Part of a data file
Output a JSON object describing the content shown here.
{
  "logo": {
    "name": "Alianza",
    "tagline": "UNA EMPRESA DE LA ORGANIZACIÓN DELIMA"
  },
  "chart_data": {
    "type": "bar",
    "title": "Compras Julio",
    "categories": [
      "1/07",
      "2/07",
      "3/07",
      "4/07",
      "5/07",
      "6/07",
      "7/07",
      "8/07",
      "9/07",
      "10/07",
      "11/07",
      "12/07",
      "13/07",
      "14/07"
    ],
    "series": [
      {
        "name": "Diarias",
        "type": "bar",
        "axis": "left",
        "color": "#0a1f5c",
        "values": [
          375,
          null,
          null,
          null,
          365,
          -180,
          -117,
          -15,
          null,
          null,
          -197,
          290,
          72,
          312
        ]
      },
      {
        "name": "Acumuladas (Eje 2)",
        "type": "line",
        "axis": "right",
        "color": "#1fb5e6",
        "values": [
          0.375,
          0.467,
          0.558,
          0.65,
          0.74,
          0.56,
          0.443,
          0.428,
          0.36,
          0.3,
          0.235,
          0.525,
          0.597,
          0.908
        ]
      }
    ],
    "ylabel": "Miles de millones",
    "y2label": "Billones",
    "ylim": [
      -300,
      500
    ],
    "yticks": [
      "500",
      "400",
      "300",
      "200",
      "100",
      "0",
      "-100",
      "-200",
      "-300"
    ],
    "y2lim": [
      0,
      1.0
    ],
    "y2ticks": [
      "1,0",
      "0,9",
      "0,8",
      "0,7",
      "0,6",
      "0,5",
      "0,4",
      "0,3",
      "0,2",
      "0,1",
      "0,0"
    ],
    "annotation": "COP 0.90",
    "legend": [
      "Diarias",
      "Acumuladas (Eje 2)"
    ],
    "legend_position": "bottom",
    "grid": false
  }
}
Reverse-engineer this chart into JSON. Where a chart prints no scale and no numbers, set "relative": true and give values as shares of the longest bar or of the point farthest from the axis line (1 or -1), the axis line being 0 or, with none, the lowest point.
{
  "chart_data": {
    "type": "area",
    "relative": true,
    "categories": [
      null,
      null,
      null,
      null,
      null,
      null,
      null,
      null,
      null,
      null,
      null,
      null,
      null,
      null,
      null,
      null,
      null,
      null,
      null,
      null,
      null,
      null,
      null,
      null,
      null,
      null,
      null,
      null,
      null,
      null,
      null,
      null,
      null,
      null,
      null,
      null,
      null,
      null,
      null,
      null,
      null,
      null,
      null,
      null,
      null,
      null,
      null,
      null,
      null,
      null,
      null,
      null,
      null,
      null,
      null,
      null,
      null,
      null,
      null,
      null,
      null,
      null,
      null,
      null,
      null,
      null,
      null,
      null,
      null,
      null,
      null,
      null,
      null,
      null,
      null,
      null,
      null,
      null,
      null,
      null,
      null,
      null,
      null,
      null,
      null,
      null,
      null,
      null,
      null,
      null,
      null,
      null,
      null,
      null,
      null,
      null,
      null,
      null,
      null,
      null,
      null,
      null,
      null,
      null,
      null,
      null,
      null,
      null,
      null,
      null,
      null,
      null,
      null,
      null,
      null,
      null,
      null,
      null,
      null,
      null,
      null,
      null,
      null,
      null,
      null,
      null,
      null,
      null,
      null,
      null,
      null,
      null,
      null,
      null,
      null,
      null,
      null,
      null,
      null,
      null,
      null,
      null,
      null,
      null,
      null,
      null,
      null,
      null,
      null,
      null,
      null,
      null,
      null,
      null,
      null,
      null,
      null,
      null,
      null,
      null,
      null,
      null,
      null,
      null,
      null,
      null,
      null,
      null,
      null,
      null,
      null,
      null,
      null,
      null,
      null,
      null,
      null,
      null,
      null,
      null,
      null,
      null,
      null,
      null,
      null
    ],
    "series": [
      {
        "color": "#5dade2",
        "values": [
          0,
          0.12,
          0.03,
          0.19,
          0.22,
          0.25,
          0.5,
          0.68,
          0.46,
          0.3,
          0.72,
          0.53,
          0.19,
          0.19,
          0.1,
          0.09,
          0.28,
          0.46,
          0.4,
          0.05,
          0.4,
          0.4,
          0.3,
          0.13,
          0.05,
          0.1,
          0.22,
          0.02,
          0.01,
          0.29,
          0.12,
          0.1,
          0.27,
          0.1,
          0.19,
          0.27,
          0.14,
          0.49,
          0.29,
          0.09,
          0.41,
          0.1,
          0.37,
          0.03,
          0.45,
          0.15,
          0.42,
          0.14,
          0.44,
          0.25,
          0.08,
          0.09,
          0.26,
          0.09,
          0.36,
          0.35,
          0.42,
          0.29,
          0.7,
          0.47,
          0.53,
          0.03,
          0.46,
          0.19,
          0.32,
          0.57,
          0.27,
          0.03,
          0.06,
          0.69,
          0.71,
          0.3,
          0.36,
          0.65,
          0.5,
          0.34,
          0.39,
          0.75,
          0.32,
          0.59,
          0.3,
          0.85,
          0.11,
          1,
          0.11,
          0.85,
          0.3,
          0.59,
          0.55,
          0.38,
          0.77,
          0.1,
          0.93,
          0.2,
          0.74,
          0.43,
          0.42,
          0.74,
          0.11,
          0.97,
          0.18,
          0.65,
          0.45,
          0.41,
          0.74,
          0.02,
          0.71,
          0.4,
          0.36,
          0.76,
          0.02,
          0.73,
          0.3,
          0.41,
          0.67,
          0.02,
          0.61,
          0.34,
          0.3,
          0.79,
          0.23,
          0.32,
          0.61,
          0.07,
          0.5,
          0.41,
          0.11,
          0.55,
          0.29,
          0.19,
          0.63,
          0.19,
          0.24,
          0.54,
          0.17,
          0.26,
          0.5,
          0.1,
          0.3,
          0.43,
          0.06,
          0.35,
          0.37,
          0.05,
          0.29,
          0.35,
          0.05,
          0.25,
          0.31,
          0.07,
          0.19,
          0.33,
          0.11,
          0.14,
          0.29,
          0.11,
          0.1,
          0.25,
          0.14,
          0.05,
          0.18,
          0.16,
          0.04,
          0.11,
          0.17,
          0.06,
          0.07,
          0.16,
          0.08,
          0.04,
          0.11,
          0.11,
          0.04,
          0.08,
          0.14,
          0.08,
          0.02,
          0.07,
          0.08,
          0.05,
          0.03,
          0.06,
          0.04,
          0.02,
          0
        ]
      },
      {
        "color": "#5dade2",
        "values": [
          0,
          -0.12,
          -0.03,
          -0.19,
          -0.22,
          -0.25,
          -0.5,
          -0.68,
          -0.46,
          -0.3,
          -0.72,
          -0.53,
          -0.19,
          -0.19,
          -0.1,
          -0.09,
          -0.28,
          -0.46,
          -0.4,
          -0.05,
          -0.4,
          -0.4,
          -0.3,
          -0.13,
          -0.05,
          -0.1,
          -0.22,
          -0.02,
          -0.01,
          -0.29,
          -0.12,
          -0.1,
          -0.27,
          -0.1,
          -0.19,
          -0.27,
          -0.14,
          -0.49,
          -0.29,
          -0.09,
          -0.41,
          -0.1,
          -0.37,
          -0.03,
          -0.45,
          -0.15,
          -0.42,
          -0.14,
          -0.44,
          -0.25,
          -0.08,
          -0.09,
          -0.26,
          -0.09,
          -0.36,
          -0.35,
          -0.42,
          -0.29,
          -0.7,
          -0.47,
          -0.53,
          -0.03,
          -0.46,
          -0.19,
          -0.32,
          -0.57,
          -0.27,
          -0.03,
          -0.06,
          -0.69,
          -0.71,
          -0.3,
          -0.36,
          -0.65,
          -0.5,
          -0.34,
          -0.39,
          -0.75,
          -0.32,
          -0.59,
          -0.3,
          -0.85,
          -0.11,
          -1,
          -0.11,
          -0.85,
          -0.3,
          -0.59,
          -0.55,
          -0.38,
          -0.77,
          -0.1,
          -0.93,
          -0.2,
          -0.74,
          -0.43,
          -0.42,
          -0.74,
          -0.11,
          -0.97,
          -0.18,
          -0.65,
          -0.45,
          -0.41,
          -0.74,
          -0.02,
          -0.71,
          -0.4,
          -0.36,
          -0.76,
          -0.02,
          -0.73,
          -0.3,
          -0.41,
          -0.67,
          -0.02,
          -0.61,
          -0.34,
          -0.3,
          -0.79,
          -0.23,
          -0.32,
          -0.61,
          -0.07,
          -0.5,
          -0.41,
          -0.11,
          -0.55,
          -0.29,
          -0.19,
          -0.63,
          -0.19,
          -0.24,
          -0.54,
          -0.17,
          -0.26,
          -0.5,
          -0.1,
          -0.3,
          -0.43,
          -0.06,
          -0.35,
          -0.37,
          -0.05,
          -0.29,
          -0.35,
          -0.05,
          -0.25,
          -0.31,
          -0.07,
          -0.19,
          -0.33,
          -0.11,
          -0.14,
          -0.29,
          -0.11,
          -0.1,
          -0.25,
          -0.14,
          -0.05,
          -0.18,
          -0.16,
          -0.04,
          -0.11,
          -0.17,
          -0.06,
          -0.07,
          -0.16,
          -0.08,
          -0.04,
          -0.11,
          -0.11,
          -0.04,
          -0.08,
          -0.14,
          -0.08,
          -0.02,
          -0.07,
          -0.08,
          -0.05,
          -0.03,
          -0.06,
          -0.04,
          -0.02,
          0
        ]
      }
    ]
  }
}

** Job **
For each line above that contains the word "JSON", copy that line.

** Complete response **
Output a JSON object describing the content shown here.
Reverse-engineer this chart into JSON. Where a chart prints no scale and no numbers, set "relative": true and give values as shares of the longest bar or of the point farthest from the axis line (1 or -1), the axis line being 0 or, with none, the lowest point.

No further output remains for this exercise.